- [REQUIREMENT] Write the material out again exactly as it stands.

- [DATA ENTRIES]
════
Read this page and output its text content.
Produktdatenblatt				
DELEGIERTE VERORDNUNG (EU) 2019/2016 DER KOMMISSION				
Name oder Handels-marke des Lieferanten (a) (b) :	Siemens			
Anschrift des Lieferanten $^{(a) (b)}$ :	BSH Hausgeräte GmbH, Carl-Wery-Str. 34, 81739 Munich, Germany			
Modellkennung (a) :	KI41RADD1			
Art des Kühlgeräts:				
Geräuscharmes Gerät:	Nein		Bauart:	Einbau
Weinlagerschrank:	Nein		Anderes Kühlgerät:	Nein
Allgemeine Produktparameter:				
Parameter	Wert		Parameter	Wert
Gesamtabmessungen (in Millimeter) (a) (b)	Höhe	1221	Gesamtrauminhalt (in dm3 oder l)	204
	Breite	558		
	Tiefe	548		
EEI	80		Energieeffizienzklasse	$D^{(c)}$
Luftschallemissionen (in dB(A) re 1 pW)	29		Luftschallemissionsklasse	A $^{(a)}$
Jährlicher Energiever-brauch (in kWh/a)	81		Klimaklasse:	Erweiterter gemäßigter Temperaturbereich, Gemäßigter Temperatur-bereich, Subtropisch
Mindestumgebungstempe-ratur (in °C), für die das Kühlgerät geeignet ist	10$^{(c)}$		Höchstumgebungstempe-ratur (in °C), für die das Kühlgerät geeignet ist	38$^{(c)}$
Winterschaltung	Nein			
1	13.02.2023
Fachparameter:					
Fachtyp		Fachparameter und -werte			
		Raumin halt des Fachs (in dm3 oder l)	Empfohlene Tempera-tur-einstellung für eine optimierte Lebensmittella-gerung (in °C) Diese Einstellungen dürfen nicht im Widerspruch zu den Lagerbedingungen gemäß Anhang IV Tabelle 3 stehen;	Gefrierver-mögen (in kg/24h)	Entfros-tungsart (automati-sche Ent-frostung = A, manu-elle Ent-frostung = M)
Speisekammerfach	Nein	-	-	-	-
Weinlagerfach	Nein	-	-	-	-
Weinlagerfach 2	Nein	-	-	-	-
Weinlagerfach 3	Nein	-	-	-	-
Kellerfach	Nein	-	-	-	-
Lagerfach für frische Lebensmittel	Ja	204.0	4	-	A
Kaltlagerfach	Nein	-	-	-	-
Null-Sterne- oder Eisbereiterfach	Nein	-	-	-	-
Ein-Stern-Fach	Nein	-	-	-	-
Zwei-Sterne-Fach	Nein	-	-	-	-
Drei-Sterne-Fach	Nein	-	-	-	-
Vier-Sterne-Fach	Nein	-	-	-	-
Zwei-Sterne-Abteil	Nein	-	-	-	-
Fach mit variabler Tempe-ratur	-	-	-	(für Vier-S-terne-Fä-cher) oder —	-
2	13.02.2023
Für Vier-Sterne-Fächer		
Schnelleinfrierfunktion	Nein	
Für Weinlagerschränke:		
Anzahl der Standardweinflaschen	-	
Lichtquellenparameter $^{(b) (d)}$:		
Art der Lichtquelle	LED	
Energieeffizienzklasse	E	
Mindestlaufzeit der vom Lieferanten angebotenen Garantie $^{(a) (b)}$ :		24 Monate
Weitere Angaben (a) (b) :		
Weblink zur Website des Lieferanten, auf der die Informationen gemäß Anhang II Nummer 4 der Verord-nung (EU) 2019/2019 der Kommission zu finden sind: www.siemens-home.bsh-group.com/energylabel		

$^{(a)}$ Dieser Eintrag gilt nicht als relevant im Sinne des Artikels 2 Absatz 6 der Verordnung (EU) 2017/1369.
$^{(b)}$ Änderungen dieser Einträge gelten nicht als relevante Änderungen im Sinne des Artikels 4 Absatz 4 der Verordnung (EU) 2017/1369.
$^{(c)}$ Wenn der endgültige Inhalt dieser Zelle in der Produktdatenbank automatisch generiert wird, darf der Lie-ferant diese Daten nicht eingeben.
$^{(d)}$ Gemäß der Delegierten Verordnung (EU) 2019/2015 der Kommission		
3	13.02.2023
════
- [THE SOLUTION]
Read this page and output its text content.
Produktdatenblatt				
DELEGIERTE VERORDNUNG (EU) 2019/2016 DER KOMMISSION				
Name oder Handels-marke des Lieferanten (a) (b) :	Siemens			
Anschrift des Lieferanten $^{(a) (b)}$ :	BSH Hausgeräte GmbH, Carl-Wery-Str. 34, 81739 Munich, Germany			
Modellkennung (a) :	KI41RADD1			
Art des Kühlgeräts:				
Geräuscharmes Gerät:	Nein		Bauart:	Einbau
Weinlagerschrank:	Nein		Anderes Kühlgerät:	Nein
Allgemeine Produktparameter:				
Parameter	Wert		Parameter	Wert
Gesamtabmessungen (in Millimeter) (a) (b)	Höhe	1221	Gesamtrauminhalt (in dm3 oder l)	204
	Breite	558		
	Tiefe	548		
EEI	80		Energieeffizienzklasse	$D^{(c)}$
Luftschallemissionen (in dB(A) re 1 pW)	29		Luftschallemissionsklasse	A $^{(a)}$
Jährlicher Energiever-brauch (in kWh/a)	81		Klimaklasse:	Erweiterter gemäßigter Temperaturbereich, Gemäßigter Temperatur-bereich, Subtropisch
Mindestumgebungstempe-ratur (in °C), für die das Kühlgerät geeignet ist	10$^{(c)}$		Höchstumgebungstempe-ratur (in °C), für die das Kühlgerät geeignet ist	38$^{(c)}$
Winterschaltung	Nein			
1	13.02.2023
Fachparameter:					
Fachtyp		Fachparameter und -werte			
		Raumin halt des Fachs (in dm3 oder l)	Empfohlene Tempera-tur-einstellung für eine optimierte Lebensmittella-gerung (in °C) Diese Einstellungen dürfen nicht im Widerspruch zu den Lagerbedingungen gemäß Anhang IV Tabelle 3 stehen;	Gefrierver-mögen (in kg/24h)	Entfros-tungsart (automati-sche Ent-frostung = A, manu-elle Ent-frostung = M)
Speisekammerfach	Nein	-	-	-	-
Weinlagerfach	Nein	-	-	-	-
Weinlagerfach 2	Nein	-	-	-	-
Weinlagerfach 3	Nein	-	-	-	-
Kellerfach	Nein	-	-	-	-
Lagerfach für frische Lebensmittel	Ja	204.0	4	-	A
Kaltlagerfach	Nein	-	-	-	-
Null-Sterne- oder Eisbereiterfach	Nein	-	-	-	-
Ein-Stern-Fach	Nein	-	-	-	-
Zwei-Sterne-Fach	Nein	-	-	-	-
Drei-Sterne-Fach	Nein	-	-	-	-
Vier-Sterne-Fach	Nein	-	-	-	-
Zwei-Sterne-Abteil	Nein	-	-	-	-
Fach mit variabler Tempe-ratur	-	-	-	(für Vier-S-terne-Fä-cher) oder —	-
2	13.02.2023
Für Vier-Sterne-Fächer		
Schnelleinfrierfunktion	Nein	
Für Weinlagerschränke:		
Anzahl der Standardweinflaschen	-	
Lichtquellenparameter $^{(b) (d)}$:		
Art der Lichtquelle	LED	
Energieeffizienzklasse	E	
Mindestlaufzeit der vom Lieferanten angebotenen Garantie $^{(a) (b)}$ :		24 Monate
Weitere Angaben (a) (b) :		
Weblink zur Website des Lieferanten, auf der die Informationen gemäß Anhang II Nummer 4 der Verord-nung (EU) 2019/2019 der Kommission zu finden sind: www.siemens-home.bsh-group.com/energylabel		

$^{(a)}$ Dieser Eintrag gilt nicht als relevant im Sinne des Artikels 2 Absatz 6 der Verordnung (EU) 2017/1369.
$^{(b)}$ Änderungen dieser Einträge gelten nicht als relevante Änderungen im Sinne des Artikels 4 Absatz 4 der Verordnung (EU) 2017/1369.
$^{(c)}$ Wenn der endgültige Inhalt dieser Zelle in der Produktdatenbank automatisch generiert wird, darf der Lie-ferant diese Daten nicht eingeben.
$^{(d)}$ Gemäß der Delegierten Verordnung (EU) 2019/2015 der Kommission		
3	13.02.2023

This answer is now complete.